#### [STATED GOAL]
Copy all lines that contain the word "Variación".

──────

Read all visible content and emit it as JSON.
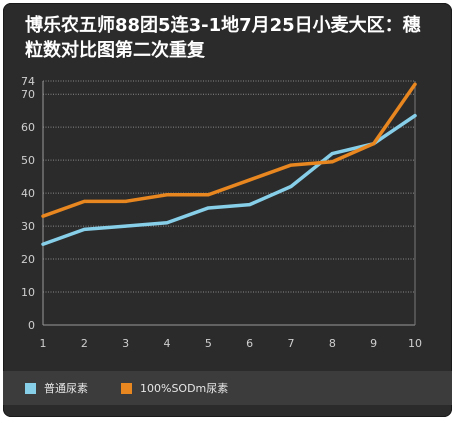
{
  "chart_data": {
    "type": "line",
    "title": "博乐农五师88团5连3-1地7月25日小麦大区：穗粒数对比图第二次重复",
    "x": [
      1,
      2,
      3,
      4,
      5,
      6,
      7,
      8,
      9,
      10
    ],
    "yticks": [
      0,
      10,
      20,
      30,
      40,
      50,
      60,
      70,
      74
    ],
    "ylim": [
      0,
      74
    ],
    "grid": true,
    "legend_position": "bottom",
    "series": [
      {
        "name": "普通尿素",
        "color": "#87cee9",
        "values": [
          24.5,
          29,
          30,
          31,
          35.5,
          36.5,
          42,
          52,
          55,
          63.5
        ]
      },
      {
        "name": "100%SODm尿素",
        "color": "#e8861f",
        "values": [
          33,
          37.5,
          37.5,
          39.5,
          39.5,
          44,
          48.5,
          49.5,
          55,
          73
        ]
      }
    ]
  }
}
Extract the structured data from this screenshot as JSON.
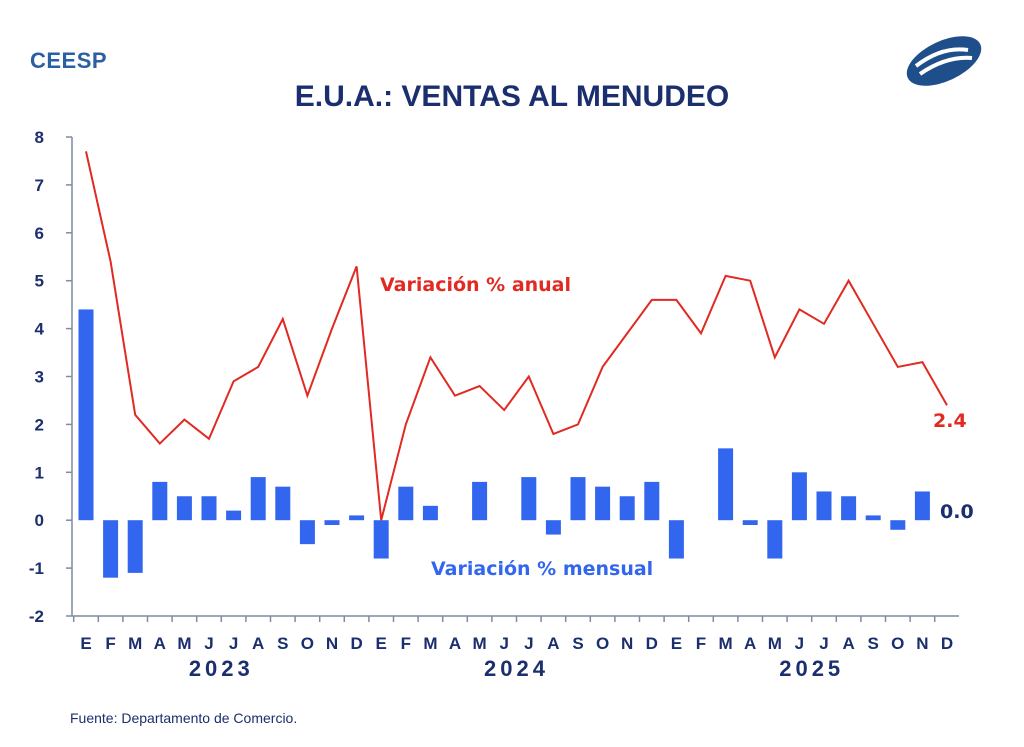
{
  "header": {
    "brand": "CEESP",
    "title": "E.U.A.: VENTAS AL MENUDEO"
  },
  "footer": {
    "source": "Fuente: Departamento de Comercio."
  },
  "colors": {
    "annual": "#e02a22",
    "monthly": "#3366ee",
    "axis": "#1b2f6e"
  },
  "chart_data": {
    "type": "bar+line",
    "title": "E.U.A.: VENTAS AL MENUDEO",
    "ylim": [
      -2,
      8
    ],
    "yticks": [
      "-2",
      "-1",
      "0",
      "1",
      "2",
      "3",
      "4",
      "5",
      "6",
      "7",
      "8"
    ],
    "months": [
      "E",
      "F",
      "M",
      "A",
      "M",
      "J",
      "J",
      "A",
      "S",
      "O",
      "N",
      "D",
      "E",
      "F",
      "M",
      "A",
      "M",
      "J",
      "J",
      "A",
      "S",
      "O",
      "N",
      "D",
      "E",
      "F",
      "M",
      "A",
      "M",
      "J",
      "J",
      "A",
      "S",
      "O",
      "N",
      "D"
    ],
    "years": [
      "2023",
      "2024",
      "2025"
    ],
    "series": [
      {
        "name": "Variación % anual",
        "type": "line",
        "values": [
          7.7,
          5.4,
          2.2,
          1.6,
          2.1,
          1.7,
          2.9,
          3.2,
          4.2,
          2.6,
          4.0,
          5.3,
          0.0,
          2.0,
          3.4,
          2.6,
          2.8,
          2.3,
          3.0,
          1.8,
          2.0,
          3.2,
          3.9,
          4.6,
          4.6,
          3.9,
          5.1,
          5.0,
          3.4,
          4.4,
          4.1,
          5.0,
          4.1,
          3.2,
          3.3,
          2.4
        ],
        "last_label": "2.4"
      },
      {
        "name": "Variación % mensual",
        "type": "bar",
        "values": [
          4.4,
          -1.2,
          -1.1,
          0.8,
          0.5,
          0.5,
          0.2,
          0.9,
          0.7,
          -0.5,
          -0.1,
          0.1,
          -0.8,
          0.7,
          0.3,
          0.0,
          0.8,
          0.0,
          0.9,
          -0.3,
          0.9,
          0.7,
          0.5,
          0.8,
          -0.8,
          0.0,
          1.5,
          -0.1,
          -0.8,
          1.0,
          0.6,
          0.5,
          0.1,
          -0.2,
          0.6,
          0.0
        ],
        "last_label": "0.0"
      }
    ]
  }
}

──────

#### [EXERCISE RESULT]
        "name": "Variación % anual",
        "name": "Variación % mensual",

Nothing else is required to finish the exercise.